▶ [RECORD LIST]
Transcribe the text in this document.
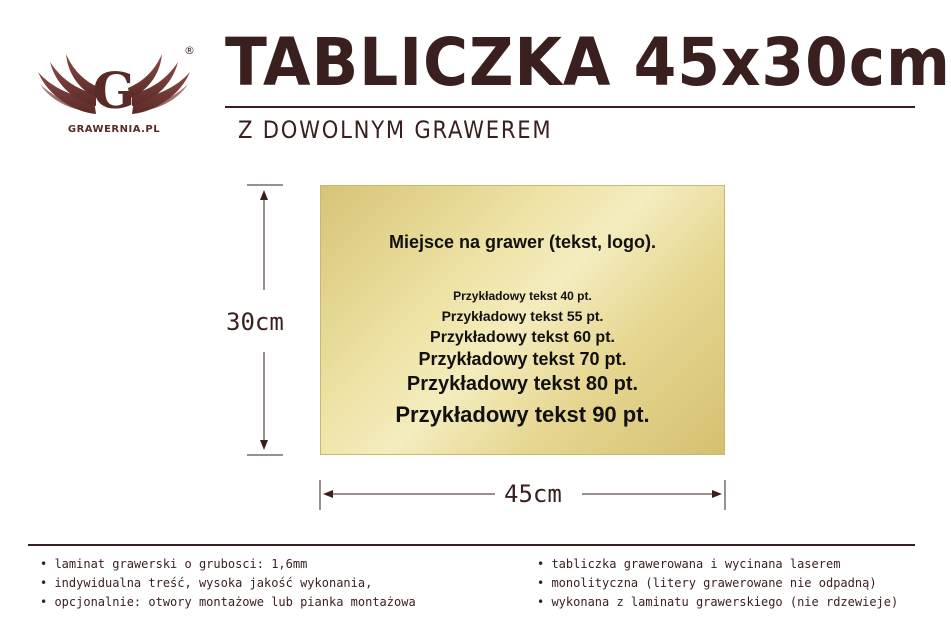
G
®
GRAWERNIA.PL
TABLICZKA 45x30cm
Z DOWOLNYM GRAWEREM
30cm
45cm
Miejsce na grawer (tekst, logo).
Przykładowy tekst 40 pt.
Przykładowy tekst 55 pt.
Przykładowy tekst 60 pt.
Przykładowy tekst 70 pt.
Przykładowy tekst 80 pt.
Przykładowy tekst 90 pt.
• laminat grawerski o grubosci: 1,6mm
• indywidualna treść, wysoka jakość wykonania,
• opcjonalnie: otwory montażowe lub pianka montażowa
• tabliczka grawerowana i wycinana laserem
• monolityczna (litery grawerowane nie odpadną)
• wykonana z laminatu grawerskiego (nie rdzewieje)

▶ [STATED PROBLEM]
Transcribe the records above exactly as they appear, leaving out any pictures.

▶ [EXERCISE ANSWER]
Transcribe the text in this document.
G
®
GRAWERNIA.PL
TABLICZKA 45x30cm
Z DOWOLNYM GRAWEREM
30cm
45cm
Miejsce na grawer (tekst, logo).
Przykładowy tekst 40 pt.
Przykładowy tekst 55 pt.
Przykładowy tekst 60 pt.
Przykładowy tekst 70 pt.
Przykładowy tekst 80 pt.
Przykładowy tekst 90 pt.
• laminat grawerski o grubosci: 1,6mm
• indywidualna treść, wysoka jakość wykonania,
• opcjonalnie: otwory montażowe lub pianka montażowa
• tabliczka grawerowana i wycinana laserem
• monolityczna (litery grawerowane nie odpadną)
• wykonana z laminatu grawerskiego (nie rdzewieje)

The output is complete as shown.